# Task objective
Report the number of lines that include "this", with no additional text.
-- start of Task material --
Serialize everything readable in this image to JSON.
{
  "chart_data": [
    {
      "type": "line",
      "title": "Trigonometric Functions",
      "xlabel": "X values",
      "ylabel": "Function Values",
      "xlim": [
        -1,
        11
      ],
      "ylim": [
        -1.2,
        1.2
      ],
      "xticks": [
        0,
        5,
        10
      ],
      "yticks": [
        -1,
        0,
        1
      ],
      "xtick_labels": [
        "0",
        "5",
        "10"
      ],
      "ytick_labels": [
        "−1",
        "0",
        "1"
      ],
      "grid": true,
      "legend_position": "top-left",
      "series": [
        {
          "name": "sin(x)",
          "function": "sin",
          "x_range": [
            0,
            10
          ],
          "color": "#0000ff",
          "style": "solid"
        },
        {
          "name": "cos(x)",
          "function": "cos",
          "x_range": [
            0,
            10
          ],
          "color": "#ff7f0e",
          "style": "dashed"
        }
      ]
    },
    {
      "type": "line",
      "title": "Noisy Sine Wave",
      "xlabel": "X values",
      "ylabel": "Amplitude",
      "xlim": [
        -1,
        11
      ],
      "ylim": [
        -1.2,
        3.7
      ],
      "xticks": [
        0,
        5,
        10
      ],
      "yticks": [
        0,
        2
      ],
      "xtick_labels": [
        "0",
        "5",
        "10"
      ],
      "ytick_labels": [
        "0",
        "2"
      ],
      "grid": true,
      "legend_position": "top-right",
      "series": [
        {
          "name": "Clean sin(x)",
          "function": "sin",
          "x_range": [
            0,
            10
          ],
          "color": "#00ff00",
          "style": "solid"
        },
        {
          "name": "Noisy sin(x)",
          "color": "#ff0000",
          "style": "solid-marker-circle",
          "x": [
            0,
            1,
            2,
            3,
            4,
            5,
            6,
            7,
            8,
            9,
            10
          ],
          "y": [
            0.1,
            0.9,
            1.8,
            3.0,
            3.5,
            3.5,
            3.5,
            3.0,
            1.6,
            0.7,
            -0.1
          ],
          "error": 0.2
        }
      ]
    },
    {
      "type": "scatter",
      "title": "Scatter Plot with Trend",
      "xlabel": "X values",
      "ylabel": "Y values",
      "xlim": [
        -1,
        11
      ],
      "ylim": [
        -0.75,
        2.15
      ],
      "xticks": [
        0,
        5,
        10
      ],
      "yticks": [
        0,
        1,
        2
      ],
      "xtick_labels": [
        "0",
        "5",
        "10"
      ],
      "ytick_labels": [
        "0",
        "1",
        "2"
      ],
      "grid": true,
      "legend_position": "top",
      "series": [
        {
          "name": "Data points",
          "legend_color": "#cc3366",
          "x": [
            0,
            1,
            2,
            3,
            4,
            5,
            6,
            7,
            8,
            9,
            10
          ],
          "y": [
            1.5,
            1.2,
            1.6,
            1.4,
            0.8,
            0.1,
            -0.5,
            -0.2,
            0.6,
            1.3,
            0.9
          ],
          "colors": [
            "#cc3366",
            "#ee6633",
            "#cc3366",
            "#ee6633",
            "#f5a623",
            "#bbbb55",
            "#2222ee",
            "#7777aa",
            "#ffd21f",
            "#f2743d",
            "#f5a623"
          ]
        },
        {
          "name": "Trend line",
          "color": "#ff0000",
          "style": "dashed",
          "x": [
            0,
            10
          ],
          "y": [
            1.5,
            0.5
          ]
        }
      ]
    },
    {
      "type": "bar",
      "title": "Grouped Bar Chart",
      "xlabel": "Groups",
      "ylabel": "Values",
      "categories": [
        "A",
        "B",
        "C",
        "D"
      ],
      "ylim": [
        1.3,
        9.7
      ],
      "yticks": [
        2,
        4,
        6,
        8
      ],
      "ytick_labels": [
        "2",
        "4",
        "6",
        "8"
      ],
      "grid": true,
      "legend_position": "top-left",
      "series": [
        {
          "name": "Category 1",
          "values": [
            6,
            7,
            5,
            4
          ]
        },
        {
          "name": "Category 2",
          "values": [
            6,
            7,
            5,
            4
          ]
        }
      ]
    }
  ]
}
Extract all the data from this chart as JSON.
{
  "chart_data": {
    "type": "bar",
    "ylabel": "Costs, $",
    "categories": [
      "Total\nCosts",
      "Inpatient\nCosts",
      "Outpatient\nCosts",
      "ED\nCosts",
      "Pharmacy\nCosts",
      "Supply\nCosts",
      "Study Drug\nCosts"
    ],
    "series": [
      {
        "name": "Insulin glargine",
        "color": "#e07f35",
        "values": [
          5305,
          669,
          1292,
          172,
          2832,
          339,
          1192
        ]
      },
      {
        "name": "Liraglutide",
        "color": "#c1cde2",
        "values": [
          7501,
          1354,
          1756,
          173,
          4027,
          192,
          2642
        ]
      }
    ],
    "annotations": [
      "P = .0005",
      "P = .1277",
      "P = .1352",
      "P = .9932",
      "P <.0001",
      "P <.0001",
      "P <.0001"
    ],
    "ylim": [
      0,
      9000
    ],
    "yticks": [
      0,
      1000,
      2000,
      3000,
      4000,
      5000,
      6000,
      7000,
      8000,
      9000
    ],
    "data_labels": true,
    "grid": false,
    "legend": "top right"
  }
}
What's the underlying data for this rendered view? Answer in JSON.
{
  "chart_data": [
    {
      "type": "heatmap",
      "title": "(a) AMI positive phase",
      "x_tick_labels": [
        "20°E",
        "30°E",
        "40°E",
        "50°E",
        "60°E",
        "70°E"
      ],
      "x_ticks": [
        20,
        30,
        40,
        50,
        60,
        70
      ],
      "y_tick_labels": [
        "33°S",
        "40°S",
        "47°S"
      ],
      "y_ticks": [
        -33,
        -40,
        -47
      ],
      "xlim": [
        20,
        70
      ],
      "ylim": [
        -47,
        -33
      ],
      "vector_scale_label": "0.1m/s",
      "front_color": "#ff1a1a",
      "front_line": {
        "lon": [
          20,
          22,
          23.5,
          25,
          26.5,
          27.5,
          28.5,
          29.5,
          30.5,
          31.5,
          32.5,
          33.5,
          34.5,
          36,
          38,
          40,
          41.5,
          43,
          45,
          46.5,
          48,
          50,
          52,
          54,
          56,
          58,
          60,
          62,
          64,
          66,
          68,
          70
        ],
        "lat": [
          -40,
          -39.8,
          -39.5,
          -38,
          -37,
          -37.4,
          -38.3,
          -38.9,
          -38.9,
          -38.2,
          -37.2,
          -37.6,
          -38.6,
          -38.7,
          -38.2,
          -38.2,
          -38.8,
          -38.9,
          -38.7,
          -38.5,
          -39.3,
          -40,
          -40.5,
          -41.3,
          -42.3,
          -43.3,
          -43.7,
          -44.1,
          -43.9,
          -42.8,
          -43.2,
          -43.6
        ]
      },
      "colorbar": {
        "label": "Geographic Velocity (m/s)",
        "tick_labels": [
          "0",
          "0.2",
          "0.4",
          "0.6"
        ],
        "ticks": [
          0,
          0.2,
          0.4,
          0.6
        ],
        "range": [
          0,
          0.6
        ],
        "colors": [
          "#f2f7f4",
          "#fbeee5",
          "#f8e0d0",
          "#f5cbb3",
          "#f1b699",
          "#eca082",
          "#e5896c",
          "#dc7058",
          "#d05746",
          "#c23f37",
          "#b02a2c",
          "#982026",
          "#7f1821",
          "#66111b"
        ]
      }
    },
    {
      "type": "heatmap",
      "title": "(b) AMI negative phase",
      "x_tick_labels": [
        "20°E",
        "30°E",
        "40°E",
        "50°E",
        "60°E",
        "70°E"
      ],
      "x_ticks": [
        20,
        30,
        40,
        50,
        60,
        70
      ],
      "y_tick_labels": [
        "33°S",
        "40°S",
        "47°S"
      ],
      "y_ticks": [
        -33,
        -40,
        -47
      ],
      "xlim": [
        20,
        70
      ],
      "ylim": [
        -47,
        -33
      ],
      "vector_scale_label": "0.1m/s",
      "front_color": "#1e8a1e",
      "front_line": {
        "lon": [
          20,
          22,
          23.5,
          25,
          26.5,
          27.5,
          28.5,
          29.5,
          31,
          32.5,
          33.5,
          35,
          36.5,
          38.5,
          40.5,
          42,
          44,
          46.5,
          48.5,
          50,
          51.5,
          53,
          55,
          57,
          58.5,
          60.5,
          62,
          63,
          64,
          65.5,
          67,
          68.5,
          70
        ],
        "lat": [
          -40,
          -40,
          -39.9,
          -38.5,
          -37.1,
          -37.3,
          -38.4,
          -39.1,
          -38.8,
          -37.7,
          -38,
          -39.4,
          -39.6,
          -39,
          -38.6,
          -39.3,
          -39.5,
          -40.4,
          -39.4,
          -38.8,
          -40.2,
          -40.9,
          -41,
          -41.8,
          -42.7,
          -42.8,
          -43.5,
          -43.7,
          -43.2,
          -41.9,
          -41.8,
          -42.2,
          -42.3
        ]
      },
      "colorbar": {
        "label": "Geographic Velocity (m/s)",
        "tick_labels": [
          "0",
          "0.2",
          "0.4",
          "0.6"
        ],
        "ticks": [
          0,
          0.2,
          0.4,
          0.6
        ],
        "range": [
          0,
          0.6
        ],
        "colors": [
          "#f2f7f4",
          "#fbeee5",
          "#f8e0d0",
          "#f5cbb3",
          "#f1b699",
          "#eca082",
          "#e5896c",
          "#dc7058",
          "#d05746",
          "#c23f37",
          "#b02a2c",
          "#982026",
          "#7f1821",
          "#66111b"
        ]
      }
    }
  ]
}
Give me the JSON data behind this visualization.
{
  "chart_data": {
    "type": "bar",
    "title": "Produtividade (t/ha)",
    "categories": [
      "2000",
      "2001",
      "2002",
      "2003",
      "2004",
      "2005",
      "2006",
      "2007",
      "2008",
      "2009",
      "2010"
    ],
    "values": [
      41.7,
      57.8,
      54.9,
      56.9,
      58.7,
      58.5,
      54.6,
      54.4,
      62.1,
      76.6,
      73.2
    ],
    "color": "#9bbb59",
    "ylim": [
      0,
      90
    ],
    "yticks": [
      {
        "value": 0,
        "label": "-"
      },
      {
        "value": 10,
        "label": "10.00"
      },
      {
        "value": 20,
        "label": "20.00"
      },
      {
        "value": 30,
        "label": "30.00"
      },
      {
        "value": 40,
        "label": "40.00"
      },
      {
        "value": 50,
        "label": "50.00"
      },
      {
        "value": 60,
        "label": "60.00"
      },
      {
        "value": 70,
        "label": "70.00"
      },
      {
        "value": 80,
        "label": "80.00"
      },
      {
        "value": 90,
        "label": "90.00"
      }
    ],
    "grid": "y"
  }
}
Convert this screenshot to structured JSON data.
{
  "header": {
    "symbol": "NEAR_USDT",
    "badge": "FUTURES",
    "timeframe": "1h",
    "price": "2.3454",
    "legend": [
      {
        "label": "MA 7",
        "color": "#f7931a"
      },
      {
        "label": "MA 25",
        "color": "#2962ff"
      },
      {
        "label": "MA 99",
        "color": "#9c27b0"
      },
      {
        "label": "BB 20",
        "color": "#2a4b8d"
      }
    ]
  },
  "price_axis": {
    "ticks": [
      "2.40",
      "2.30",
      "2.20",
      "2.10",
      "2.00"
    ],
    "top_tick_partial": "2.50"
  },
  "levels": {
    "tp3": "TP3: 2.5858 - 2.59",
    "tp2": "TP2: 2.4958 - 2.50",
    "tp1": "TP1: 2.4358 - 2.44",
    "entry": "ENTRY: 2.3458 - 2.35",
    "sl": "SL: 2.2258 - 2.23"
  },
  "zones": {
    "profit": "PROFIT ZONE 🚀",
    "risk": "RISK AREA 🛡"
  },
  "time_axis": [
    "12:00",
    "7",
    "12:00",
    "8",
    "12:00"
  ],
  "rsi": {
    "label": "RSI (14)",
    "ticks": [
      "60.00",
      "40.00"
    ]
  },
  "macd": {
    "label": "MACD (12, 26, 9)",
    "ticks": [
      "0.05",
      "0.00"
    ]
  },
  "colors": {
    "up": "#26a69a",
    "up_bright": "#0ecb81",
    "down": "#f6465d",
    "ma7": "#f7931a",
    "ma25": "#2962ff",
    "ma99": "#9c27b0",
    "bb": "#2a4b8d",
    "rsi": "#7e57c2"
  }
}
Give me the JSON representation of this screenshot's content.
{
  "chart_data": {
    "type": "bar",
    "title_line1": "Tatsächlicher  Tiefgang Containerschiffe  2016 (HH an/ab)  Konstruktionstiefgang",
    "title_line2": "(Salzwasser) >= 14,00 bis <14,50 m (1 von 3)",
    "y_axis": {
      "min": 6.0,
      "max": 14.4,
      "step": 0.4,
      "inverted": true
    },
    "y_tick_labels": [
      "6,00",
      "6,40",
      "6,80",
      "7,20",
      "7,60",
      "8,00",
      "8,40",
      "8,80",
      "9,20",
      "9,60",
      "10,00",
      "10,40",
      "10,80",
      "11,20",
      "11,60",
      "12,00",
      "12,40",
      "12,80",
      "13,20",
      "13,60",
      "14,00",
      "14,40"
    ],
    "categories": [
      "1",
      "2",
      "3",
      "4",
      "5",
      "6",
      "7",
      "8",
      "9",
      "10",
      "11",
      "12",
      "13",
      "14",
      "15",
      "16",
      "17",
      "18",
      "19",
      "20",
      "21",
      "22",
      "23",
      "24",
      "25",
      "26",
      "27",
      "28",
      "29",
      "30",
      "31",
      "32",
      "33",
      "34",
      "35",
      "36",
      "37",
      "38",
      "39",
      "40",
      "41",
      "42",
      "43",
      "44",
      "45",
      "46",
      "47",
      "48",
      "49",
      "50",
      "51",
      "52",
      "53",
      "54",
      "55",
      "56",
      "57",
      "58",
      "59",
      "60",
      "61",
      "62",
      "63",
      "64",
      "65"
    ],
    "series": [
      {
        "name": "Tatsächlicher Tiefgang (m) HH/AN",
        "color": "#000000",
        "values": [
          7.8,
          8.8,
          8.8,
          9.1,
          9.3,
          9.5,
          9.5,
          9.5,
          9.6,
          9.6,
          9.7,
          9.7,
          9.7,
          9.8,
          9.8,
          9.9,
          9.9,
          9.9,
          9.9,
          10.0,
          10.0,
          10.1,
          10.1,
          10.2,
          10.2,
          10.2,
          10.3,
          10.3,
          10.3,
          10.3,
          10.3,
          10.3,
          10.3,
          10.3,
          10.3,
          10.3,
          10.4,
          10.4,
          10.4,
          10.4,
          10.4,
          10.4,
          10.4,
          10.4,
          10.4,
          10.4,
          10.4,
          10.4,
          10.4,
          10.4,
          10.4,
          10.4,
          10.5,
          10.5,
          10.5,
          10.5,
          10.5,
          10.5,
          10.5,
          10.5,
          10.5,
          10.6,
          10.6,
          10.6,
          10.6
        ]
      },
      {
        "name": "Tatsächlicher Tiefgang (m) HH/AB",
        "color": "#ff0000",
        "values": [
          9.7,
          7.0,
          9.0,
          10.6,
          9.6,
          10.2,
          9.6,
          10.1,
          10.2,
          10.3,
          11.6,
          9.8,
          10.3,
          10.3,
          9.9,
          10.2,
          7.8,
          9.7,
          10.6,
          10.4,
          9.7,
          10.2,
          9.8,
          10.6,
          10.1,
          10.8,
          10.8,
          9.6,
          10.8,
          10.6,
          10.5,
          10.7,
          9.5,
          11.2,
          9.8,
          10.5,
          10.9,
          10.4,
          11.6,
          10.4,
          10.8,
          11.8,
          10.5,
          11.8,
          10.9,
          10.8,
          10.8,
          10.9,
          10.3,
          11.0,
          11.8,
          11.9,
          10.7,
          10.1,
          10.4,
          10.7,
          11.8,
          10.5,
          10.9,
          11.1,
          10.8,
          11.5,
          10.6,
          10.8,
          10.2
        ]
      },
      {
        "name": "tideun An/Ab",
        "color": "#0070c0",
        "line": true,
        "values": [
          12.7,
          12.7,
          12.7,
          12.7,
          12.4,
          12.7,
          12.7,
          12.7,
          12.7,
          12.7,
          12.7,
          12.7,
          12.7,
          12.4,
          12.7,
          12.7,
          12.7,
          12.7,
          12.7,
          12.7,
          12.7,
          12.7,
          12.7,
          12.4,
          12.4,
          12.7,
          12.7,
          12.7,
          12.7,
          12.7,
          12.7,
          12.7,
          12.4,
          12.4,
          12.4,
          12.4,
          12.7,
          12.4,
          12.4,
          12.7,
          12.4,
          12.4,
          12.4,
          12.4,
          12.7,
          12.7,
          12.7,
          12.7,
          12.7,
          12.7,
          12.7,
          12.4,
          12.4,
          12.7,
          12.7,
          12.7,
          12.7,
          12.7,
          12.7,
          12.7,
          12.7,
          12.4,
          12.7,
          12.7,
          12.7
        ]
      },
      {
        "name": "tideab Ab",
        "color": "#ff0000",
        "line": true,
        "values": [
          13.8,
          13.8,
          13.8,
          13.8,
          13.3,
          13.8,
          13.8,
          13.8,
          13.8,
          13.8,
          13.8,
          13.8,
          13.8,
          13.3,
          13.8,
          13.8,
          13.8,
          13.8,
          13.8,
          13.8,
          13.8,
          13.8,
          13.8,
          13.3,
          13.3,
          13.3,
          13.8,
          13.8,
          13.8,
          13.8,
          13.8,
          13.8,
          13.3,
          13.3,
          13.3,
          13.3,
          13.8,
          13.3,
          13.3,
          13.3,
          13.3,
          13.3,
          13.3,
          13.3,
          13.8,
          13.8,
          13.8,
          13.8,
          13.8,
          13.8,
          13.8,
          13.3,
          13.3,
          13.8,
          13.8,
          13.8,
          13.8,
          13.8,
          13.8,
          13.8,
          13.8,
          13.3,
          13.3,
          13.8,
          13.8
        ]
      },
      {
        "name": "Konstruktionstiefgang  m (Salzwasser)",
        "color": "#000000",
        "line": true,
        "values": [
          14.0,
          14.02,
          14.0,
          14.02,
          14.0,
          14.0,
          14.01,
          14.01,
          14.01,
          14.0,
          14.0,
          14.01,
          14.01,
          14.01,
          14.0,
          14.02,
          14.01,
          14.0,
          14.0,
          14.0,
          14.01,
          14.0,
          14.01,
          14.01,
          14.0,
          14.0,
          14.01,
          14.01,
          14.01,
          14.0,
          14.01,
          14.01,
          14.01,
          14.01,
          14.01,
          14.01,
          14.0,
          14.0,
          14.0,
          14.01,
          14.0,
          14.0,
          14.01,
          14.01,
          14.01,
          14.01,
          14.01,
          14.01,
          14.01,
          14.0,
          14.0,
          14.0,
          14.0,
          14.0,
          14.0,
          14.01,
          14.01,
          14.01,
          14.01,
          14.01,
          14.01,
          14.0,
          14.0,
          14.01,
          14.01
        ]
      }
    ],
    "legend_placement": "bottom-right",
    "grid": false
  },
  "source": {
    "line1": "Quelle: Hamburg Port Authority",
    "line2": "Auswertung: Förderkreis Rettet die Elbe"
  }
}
-- end of Task material --
# Result
6